_TASK DESCRIPTION_. Take the material and output all of it exactly.

_INFORMATION PROVIDED_.

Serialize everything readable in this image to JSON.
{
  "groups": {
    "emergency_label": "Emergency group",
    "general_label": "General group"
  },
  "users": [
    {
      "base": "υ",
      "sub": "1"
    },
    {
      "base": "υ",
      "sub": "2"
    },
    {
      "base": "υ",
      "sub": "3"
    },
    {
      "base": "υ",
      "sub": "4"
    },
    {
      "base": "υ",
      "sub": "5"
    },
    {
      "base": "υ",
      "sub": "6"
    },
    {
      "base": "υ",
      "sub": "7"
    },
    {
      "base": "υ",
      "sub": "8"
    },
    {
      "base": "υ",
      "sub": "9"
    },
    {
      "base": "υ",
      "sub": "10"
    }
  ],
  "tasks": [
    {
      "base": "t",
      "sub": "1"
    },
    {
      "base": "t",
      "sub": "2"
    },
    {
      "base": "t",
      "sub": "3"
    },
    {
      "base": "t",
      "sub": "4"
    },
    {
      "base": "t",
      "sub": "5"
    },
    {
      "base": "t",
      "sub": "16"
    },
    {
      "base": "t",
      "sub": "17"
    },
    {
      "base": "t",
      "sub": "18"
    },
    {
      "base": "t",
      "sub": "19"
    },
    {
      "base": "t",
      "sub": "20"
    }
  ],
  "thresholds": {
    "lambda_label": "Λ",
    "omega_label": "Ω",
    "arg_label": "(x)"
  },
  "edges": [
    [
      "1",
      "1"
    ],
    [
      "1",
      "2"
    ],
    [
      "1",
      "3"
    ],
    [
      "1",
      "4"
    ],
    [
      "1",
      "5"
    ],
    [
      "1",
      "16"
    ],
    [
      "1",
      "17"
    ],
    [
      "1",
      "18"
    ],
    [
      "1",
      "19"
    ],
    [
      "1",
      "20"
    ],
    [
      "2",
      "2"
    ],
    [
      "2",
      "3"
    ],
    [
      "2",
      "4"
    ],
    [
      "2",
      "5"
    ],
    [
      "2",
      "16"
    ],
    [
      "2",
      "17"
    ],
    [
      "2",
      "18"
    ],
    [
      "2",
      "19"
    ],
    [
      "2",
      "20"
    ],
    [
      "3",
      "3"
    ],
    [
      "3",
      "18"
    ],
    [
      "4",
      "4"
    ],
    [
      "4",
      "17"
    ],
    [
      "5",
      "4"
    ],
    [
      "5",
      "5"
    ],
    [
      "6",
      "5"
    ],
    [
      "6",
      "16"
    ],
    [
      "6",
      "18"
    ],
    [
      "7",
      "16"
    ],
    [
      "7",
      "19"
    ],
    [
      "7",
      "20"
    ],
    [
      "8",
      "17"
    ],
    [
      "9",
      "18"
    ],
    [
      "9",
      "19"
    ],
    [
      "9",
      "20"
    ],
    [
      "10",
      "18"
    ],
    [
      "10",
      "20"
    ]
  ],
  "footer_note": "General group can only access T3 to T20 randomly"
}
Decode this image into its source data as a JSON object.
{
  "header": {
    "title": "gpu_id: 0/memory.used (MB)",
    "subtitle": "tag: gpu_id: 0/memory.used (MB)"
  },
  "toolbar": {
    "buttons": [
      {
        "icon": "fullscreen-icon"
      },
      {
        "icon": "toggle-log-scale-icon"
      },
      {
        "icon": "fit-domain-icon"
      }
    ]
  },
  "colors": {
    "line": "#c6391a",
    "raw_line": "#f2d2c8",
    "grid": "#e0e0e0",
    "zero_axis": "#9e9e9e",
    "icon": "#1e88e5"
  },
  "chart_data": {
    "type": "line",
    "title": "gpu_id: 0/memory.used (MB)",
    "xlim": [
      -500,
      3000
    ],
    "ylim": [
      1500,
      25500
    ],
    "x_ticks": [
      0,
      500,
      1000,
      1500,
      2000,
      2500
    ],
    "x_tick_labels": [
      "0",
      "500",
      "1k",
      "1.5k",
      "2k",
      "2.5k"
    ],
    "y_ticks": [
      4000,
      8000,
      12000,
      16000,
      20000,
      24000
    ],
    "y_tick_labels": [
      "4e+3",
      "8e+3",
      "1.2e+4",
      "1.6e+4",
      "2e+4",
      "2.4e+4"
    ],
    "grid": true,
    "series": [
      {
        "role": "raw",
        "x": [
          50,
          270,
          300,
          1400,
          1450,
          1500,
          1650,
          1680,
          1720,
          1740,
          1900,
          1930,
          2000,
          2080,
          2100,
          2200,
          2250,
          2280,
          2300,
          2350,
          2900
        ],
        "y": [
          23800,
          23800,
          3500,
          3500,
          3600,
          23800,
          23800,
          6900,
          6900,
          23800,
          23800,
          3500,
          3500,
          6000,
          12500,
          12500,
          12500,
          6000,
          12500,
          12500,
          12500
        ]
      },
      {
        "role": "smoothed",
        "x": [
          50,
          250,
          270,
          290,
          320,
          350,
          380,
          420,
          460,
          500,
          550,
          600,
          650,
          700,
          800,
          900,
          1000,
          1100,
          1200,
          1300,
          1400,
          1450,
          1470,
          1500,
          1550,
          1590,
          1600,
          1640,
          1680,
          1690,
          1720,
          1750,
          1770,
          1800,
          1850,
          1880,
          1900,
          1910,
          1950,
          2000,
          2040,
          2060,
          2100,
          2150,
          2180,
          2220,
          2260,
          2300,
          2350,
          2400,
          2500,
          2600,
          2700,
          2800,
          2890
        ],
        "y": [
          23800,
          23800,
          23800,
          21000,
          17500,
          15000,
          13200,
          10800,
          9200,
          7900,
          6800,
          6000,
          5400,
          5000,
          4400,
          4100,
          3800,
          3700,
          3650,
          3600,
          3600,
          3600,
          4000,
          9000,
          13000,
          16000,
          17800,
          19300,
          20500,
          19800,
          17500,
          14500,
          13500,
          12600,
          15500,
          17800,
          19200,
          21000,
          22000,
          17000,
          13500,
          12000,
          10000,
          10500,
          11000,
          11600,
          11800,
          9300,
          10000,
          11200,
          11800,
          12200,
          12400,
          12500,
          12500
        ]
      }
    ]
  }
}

_EXERCISE RESULT_.
Serialize everything readable in this image to JSON.
{
  "groups": {
    "emergency_label": "Emergency group",
    "general_label": "General group"
  },
  "users": [
    {
      "base": "υ",
      "sub": "1"
    },
    {
      "base": "υ",
      "sub": "2"
    },
    {
      "base": "υ",
      "sub": "3"
    },
    {
      "base": "υ",
      "sub": "4"
    },
    {
      "base": "υ",
      "sub": "5"
    },
    {
      "base": "υ",
      "sub": "6"
    },
    {
      "base": "υ",
      "sub": "7"
    },
    {
      "base": "υ",
      "sub": "8"
    },
    {
      "base": "υ",
      "sub": "9"
    },
    {
      "base": "υ",
      "sub": "10"
    }
  ],
  "tasks": [
    {
      "base": "t",
      "sub": "1"
    },
    {
      "base": "t",
      "sub": "2"
    },
    {
      "base": "t",
      "sub": "3"
    },
    {
      "base": "t",
      "sub": "4"
    },
    {
      "base": "t",
      "sub": "5"
    },
    {
      "base": "t",
      "sub": "16"
    },
    {
      "base": "t",
      "sub": "17"
    },
    {
      "base": "t",
      "sub": "18"
    },
    {
      "base": "t",
      "sub": "19"
    },
    {
      "base": "t",
      "sub": "20"
    }
  ],
  "thresholds": {
    "lambda_label": "Λ",
    "omega_label": "Ω",
    "arg_label": "(x)"
  },
  "edges": [
    [
      "1",
      "1"
    ],
    [
      "1",
      "2"
    ],
    [
      "1",
      "3"
    ],
    [
      "1",
      "4"
    ],
    [
      "1",
      "5"
    ],
    [
      "1",
      "16"
    ],
    [
      "1",
      "17"
    ],
    [
      "1",
      "18"
    ],
    [
      "1",
      "19"
    ],
    [
      "1",
      "20"
    ],
    [
      "2",
      "2"
    ],
    [
      "2",
      "3"
    ],
    [
      "2",
      "4"
    ],
    [
      "2",
      "5"
    ],
    [
      "2",
      "16"
    ],
    [
      "2",
      "17"
    ],
    [
      "2",
      "18"
    ],
    [
      "2",
      "19"
    ],
    [
      "2",
      "20"
    ],
    [
      "3",
      "3"
    ],
    [
      "3",
      "18"
    ],
    [
      "4",
      "4"
    ],
    [
      "4",
      "17"
    ],
    [
      "5",
      "4"
    ],
    [
      "5",
      "5"
    ],
    [
      "6",
      "5"
    ],
    [
      "6",
      "16"
    ],
    [
      "6",
      "18"
    ],
    [
      "7",
      "16"
    ],
    [
      "7",
      "19"
    ],
    [
      "7",
      "20"
    ],
    [
      "8",
      "17"
    ],
    [
      "9",
      "18"
    ],
    [
      "9",
      "19"
    ],
    [
      "9",
      "20"
    ],
    [
      "10",
      "18"
    ],
    [
      "10",
      "20"
    ]
  ],
  "footer_note": "General group can only access T3 to T20 randomly"
}
Decode this image into its source data as a JSON object.
{
  "header": {
    "title": "gpu_id: 0/memory.used (MB)",
    "subtitle": "tag: gpu_id: 0/memory.used (MB)"
  },
  "toolbar": {
    "buttons": [
      {
        "icon": "fullscreen-icon"
      },
      {
        "icon": "toggle-log-scale-icon"
      },
      {
        "icon": "fit-domain-icon"
      }
    ]
  },
  "colors": {
    "line": "#c6391a",
    "raw_line": "#f2d2c8",
    "grid": "#e0e0e0",
    "zero_axis": "#9e9e9e",
    "icon": "#1e88e5"
  },
  "chart_data": {
    "type": "line",
    "title": "gpu_id: 0/memory.used (MB)",
    "xlim": [
      -500,
      3000
    ],
    "ylim": [
      1500,
      25500
    ],
    "x_ticks": [
      0,
      500,
      1000,
      1500,
      2000,
      2500
    ],
    "x_tick_labels": [
      "0",
      "500",
      "1k",
      "1.5k",
      "2k",
      "2.5k"
    ],
    "y_ticks": [
      4000,
      8000,
      12000,
      16000,
      20000,
      24000
    ],
    "y_tick_labels": [
      "4e+3",
      "8e+3",
      "1.2e+4",
      "1.6e+4",
      "2e+4",
      "2.4e+4"
    ],
    "grid": true,
    "series": [
      {
        "role": "raw",
        "x": [
          50,
          270,
          300,
          1400,
          1450,
          1500,
          1650,
          1680,
          1720,
          1740,
          1900,
          1930,
          2000,
          2080,
          2100,
          2200,
          2250,
          2280,
          2300,
          2350,
          2900
        ],
        "y": [
          23800,
          23800,
          3500,
          3500,
          3600,
          23800,
          23800,
          6900,
          6900,
          23800,
          23800,
          3500,
          3500,
          6000,
          12500,
          12500,
          12500,
          6000,
          12500,
          12500,
          12500
        ]
      },
      {
        "role": "smoothed",
        "x": [
          50,
          250,
          270,
          290,
          320,
          350,
          380,
          420,
          460,
          500,
          550,
          600,
          650,
          700,
          800,
          900,
          1000,
          1100,
          1200,
          1300,
          1400,
          1450,
          1470,
          1500,
          1550,
          1590,
          1600,
          1640,
          1680,
          1690,
          1720,
          1750,
          1770,
          1800,
          1850,
          1880,
          1900,
          1910,
          1950,
          2000,
          2040,
          2060,
          2100,
          2150,
          2180,
          2220,
          2260,
          2300,
          2350,
          2400,
          2500,
          2600,
          2700,
          2800,
          2890
        ],
        "y": [
          23800,
          23800,
          23800,
          21000,
          17500,
          15000,
          13200,
          10800,
          9200,
          7900,
          6800,
          6000,
          5400,
          5000,
          4400,
          4100,
          3800,
          3700,
          3650,
          3600,
          3600,
          3600,
          4000,
          9000,
          13000,
          16000,
          17800,
          19300,
          20500,
          19800,
          17500,
          14500,
          13500,
          12600,
          15500,
          17800,
          19200,
          21000,
          22000,
          17000,
          13500,
          12000,
          10000,
          10500,
          11000,
          11600,
          11800,
          9300,
          10000,
          11200,
          11800,
          12200,
          12400,
          12500,
          12500
        ]
      }
    ]
  }
}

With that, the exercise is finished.